**WHAT YOU ARE ASKED TO DO**. Everything from the line holding "What text is on this page?" through the last line below must be repeated exactly, and nothing else.

— Begin —

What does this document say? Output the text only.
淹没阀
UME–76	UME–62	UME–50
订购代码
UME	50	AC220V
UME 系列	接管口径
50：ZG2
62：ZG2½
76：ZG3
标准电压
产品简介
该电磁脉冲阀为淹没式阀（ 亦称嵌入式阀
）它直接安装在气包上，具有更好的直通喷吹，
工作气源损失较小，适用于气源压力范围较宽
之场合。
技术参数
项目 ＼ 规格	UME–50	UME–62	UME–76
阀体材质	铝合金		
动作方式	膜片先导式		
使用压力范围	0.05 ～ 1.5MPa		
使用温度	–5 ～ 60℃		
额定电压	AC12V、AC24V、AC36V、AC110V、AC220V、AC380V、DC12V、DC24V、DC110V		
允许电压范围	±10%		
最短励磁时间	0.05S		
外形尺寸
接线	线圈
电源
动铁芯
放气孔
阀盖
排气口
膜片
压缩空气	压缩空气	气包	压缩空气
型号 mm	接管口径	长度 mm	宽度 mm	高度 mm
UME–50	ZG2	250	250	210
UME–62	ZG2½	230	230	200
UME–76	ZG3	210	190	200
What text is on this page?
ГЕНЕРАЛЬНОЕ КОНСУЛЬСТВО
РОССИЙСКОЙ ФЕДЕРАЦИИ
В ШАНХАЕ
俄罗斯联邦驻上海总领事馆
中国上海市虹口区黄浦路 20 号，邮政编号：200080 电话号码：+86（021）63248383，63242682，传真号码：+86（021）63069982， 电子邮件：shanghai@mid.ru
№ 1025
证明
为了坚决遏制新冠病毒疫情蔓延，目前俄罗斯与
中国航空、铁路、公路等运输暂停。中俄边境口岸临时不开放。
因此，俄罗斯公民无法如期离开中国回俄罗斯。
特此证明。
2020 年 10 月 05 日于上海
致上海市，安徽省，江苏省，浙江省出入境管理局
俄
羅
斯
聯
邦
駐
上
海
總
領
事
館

— End —

**SOLUTION TO THE EXERCISE**.
What text is on this page?
ГЕНЕРАЛЬНОЕ КОНСУЛЬСТВО
РОССИЙСКОЙ ФЕДЕРАЦИИ
В ШАНХАЕ
俄罗斯联邦驻上海总领事馆
中国上海市虹口区黄浦路 20 号，邮政编号：200080 电话号码：+86（021）63248383，63242682，传真号码：+86（021）63069982， 电子邮件：shanghai@mid.ru
№ 1025
证明
为了坚决遏制新冠病毒疫情蔓延，目前俄罗斯与
中国航空、铁路、公路等运输暂停。中俄边境口岸临时不开放。
因此，俄罗斯公民无法如期离开中国回俄罗斯。
特此证明。
2020 年 10 月 05 日于上海
致上海市，安徽省，江苏省，浙江省出入境管理局
俄
羅
斯
聯
邦
駐
上
海
總
領
事
館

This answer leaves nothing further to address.